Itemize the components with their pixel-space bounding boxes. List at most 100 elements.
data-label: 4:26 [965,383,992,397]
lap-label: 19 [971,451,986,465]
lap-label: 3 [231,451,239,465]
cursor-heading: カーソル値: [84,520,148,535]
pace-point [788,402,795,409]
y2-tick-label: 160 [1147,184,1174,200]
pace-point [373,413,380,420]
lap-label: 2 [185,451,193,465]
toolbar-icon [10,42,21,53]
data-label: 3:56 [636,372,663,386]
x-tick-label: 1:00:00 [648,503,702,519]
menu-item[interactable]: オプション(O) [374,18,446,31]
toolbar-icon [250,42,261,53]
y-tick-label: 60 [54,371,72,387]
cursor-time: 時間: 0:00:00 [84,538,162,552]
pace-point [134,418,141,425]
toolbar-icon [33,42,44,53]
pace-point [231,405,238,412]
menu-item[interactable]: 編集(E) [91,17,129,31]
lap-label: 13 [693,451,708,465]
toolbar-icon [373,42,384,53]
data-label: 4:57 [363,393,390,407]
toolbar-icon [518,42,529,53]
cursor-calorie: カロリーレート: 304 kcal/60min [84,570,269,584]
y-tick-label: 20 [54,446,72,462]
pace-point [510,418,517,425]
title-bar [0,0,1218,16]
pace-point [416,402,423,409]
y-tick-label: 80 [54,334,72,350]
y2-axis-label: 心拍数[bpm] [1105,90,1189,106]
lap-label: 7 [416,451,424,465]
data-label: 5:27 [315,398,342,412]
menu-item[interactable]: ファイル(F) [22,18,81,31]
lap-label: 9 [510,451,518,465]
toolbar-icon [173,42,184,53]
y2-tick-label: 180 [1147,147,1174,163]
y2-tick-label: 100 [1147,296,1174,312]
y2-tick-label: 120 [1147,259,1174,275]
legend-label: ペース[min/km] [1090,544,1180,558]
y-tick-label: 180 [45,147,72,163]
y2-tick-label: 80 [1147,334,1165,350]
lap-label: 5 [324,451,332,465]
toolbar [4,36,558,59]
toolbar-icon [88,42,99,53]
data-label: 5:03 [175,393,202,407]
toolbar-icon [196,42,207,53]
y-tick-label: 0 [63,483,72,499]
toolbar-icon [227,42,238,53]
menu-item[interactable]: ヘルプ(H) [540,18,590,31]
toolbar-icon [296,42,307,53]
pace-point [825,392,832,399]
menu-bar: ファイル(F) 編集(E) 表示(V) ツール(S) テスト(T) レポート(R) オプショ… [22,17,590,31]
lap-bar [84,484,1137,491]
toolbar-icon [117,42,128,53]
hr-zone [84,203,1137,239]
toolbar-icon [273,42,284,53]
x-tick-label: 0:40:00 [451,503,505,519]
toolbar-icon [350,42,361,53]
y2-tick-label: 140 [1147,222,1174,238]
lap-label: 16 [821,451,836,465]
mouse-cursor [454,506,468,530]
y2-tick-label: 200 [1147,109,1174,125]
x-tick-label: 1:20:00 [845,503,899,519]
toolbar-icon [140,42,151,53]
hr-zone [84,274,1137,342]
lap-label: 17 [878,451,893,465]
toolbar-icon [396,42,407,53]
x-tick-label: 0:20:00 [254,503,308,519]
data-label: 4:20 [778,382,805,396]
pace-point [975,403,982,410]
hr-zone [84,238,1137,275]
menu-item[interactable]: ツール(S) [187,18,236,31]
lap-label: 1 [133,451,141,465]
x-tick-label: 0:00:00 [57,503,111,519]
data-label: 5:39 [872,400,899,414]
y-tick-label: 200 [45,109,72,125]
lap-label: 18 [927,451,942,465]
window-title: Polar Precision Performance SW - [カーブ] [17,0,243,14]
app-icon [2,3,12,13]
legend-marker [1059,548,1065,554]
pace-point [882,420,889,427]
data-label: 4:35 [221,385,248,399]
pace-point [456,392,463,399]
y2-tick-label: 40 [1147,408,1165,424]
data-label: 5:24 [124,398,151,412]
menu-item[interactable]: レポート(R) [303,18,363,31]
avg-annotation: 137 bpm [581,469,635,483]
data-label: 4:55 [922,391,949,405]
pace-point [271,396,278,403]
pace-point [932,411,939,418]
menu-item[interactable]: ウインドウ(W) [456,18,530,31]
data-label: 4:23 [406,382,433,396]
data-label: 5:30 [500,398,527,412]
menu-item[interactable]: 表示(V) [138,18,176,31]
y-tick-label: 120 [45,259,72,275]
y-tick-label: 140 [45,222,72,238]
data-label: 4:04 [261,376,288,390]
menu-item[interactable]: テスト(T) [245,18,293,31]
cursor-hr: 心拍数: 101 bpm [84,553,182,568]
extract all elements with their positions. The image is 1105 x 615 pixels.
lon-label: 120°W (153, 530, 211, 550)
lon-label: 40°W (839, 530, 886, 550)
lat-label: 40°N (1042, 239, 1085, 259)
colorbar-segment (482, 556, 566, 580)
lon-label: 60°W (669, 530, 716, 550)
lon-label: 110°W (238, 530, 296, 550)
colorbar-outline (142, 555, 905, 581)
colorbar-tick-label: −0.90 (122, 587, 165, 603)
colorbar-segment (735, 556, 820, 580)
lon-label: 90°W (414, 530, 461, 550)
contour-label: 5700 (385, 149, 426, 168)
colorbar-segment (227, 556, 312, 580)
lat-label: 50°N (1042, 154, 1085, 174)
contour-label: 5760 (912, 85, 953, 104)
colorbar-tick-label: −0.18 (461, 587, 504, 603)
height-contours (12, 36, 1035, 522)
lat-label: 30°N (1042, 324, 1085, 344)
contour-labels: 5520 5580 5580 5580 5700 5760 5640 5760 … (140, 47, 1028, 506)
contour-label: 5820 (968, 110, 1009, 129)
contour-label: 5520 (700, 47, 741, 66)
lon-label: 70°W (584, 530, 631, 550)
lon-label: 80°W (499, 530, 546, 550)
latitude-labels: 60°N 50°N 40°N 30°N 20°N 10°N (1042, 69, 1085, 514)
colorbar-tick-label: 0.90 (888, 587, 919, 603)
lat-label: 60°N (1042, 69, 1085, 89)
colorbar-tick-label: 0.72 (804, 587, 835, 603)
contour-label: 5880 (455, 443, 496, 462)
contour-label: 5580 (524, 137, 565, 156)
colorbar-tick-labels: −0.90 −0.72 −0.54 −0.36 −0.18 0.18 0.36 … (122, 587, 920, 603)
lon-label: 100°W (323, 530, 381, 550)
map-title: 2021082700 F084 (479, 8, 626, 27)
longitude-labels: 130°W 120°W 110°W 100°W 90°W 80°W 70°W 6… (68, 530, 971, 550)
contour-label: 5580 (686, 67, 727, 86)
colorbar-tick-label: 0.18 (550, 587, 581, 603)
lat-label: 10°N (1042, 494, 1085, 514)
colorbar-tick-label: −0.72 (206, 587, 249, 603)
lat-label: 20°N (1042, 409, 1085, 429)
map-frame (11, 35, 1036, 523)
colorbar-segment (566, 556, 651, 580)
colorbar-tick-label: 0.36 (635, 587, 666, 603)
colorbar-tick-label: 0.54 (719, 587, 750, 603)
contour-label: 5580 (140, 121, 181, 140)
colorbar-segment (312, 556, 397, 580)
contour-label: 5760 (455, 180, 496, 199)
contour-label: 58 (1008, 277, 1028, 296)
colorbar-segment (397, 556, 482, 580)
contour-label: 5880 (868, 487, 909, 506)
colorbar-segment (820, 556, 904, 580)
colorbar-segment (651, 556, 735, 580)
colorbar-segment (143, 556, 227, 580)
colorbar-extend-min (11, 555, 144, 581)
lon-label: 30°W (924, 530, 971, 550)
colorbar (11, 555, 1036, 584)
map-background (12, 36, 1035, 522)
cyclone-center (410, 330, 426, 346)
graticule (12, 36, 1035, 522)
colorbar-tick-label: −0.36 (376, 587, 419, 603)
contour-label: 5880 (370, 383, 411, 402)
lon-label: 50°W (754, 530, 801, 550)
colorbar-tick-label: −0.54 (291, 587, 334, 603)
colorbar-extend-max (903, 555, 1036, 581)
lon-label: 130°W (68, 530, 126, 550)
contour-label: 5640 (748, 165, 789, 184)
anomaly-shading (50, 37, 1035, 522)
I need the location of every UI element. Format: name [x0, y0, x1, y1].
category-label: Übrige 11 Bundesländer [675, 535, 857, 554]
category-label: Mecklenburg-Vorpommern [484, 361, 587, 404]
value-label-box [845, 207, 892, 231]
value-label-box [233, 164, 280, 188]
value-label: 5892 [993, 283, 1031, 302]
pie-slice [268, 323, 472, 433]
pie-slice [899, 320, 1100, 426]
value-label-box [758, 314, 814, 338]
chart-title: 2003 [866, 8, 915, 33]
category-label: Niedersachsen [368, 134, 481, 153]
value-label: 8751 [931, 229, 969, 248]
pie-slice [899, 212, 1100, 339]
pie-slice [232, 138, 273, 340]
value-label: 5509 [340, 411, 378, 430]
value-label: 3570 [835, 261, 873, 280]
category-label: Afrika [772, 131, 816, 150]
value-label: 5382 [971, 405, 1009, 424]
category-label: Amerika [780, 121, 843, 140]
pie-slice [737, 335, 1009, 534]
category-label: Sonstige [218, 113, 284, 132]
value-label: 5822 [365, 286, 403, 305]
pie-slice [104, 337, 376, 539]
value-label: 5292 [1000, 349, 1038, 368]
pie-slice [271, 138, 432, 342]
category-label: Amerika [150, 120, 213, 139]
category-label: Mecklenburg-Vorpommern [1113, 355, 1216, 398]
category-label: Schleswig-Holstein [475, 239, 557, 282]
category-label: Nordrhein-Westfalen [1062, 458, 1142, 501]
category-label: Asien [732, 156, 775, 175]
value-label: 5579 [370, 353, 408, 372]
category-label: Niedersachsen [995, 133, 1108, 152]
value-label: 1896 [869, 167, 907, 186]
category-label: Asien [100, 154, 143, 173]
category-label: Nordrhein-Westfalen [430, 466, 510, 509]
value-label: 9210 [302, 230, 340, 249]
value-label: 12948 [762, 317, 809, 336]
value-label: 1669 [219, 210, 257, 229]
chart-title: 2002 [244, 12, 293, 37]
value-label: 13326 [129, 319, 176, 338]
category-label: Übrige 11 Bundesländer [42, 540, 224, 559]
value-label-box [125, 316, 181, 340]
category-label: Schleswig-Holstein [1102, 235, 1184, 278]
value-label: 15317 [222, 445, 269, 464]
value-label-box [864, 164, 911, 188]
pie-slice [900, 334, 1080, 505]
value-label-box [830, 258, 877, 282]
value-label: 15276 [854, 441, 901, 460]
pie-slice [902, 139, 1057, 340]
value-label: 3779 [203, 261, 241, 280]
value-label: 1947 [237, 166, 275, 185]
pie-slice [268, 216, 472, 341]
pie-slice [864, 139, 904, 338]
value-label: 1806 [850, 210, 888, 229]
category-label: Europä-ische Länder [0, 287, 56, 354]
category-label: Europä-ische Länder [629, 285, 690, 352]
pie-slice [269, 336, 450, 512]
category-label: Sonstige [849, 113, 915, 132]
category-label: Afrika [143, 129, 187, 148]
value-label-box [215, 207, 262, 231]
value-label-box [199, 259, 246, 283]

▸ **WHAT THIS TASK INVOLVES**: Copy the data without changes, starting at its first line and ending after the line that contains "x-tick-label: 1:00:00 [648,503,702,519]".

▸ **RESULT FOR THIS TASK**:
Itemize the components with their pixel-space bounding boxes. List at most 100 elements.
data-label: 4:26 [965,383,992,397]
lap-label: 19 [971,451,986,465]
lap-label: 3 [231,451,239,465]
cursor-heading: カーソル値: [84,520,148,535]
pace-point [788,402,795,409]
y2-tick-label: 160 [1147,184,1174,200]
pace-point [373,413,380,420]
lap-label: 2 [185,451,193,465]
toolbar-icon [10,42,21,53]
data-label: 3:56 [636,372,663,386]
x-tick-label: 1:00:00 [648,503,702,519]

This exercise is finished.